━━━ Provided material ━━━

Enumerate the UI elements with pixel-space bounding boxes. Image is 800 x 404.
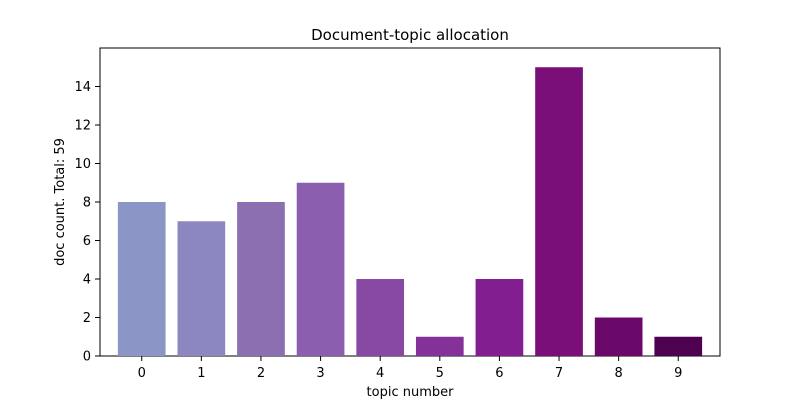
y-axis: 0 2 4 6 8 10 12 14 [74,80,100,365]
x-tick-label: 0 [138,366,146,381]
y-tick-label: 8 [83,196,91,211]
x-tick-label: 6 [495,366,503,381]
x-tick-label: 4 [376,366,384,381]
x-tick-label: 1 [197,366,205,381]
bar-topic-5 [415,336,464,356]
x-tick-label: 9 [674,366,682,381]
y-axis-label: doc count. Total: 59 [53,138,68,266]
chart-title: Document-topic allocation [311,26,509,44]
y-tick-label: 10 [74,157,91,172]
bar-topic-2 [237,202,285,356]
y-tick-label: 4 [83,273,91,288]
bar-topic-4 [356,279,405,356]
x-tick-label: 8 [615,366,623,381]
x-tick-label: 7 [555,366,563,381]
bar-topic-3 [296,182,345,356]
bars-layer [117,67,703,356]
bar-topic-0 [117,202,166,356]
bar-topic-1 [177,221,226,356]
bar-topic-8 [594,317,643,356]
x-tick-label: 2 [257,366,265,381]
bar-topic-6 [475,279,524,356]
y-tick-label: 12 [74,119,91,134]
x-tick-label: 3 [316,366,324,381]
y-tick-label: 2 [83,311,91,326]
bar-topic-9 [654,336,703,356]
x-axis-label: topic number [367,385,455,400]
x-axis: 0 1 2 3 4 5 6 7 8 9 [138,356,682,381]
x-tick-label: 5 [436,366,444,381]
y-tick-label: 14 [74,80,91,95]
y-tick-label: 6 [83,234,91,249]
bar-topic-7 [535,67,583,356]
y-tick-label: 0 [83,350,91,365]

━━━

■ Directive
Reproduce every line of the material above verbatim, omitting the pictures.

■ Solution for this problem
Enumerate the UI elements with pixel-space bounding boxes. Image is 800 x 404.
y-axis: 0 2 4 6 8 10 12 14 [74,80,100,365]
x-tick-label: 0 [138,366,146,381]
y-tick-label: 8 [83,196,91,211]
x-tick-label: 6 [495,366,503,381]
x-tick-label: 4 [376,366,384,381]
x-tick-label: 1 [197,366,205,381]
bar-topic-5 [415,336,464,356]
x-tick-label: 9 [674,366,682,381]
y-axis-label: doc count. Total: 59 [53,138,68,266]
chart-title: Document-topic allocation [311,26,509,44]
y-tick-label: 10 [74,157,91,172]
bar-topic-2 [237,202,285,356]
y-tick-label: 4 [83,273,91,288]
bar-topic-4 [356,279,405,356]
x-tick-label: 8 [615,366,623,381]
x-tick-label: 7 [555,366,563,381]
bar-topic-3 [296,182,345,356]
bars-layer [117,67,703,356]
bar-topic-0 [117,202,166,356]
bar-topic-1 [177,221,226,356]
bar-topic-8 [594,317,643,356]
x-tick-label: 2 [257,366,265,381]
bar-topic-6 [475,279,524,356]
y-tick-label: 12 [74,119,91,134]
x-tick-label: 3 [316,366,324,381]
y-tick-label: 2 [83,311,91,326]
bar-topic-9 [654,336,703,356]
x-axis-label: topic number [367,385,455,400]
x-axis: 0 1 2 3 4 5 6 7 8 9 [138,356,682,381]
x-tick-label: 5 [436,366,444,381]
y-tick-label: 14 [74,80,91,95]
y-tick-label: 6 [83,234,91,249]
bar-topic-7 [535,67,583,356]
y-tick-label: 0 [83,350,91,365]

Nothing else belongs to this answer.